> _WORK TO BE COMPLETED_:
Retype every entry exactly, character for character.

> _RECORDS SUPPLIED_:
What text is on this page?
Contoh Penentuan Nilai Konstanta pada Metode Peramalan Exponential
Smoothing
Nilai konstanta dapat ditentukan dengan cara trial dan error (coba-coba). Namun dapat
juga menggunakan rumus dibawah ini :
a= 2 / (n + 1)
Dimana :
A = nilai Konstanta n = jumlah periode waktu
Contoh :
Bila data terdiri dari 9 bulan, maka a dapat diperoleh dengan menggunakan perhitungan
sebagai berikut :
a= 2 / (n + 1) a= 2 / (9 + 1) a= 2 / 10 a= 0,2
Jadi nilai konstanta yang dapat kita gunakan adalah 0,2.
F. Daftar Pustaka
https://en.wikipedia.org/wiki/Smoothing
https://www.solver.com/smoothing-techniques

> _ANSWER TO THE PROBLEM_:
What text is on this page?
Contoh Penentuan Nilai Konstanta pada Metode Peramalan Exponential
Smoothing
Nilai konstanta dapat ditentukan dengan cara trial dan error (coba-coba). Namun dapat
juga menggunakan rumus dibawah ini :
a= 2 / (n + 1)
Dimana :
A = nilai Konstanta n = jumlah periode waktu
Contoh :
Bila data terdiri dari 9 bulan, maka a dapat diperoleh dengan menggunakan perhitungan
sebagai berikut :
a= 2 / (n + 1) a= 2 / (9 + 1) a= 2 / 10 a= 0,2
Jadi nilai konstanta yang dapat kita gunakan adalah 0,2.
F. Daftar Pustaka
https://en.wikipedia.org/wiki/Smoothing
https://www.solver.com/smoothing-techniques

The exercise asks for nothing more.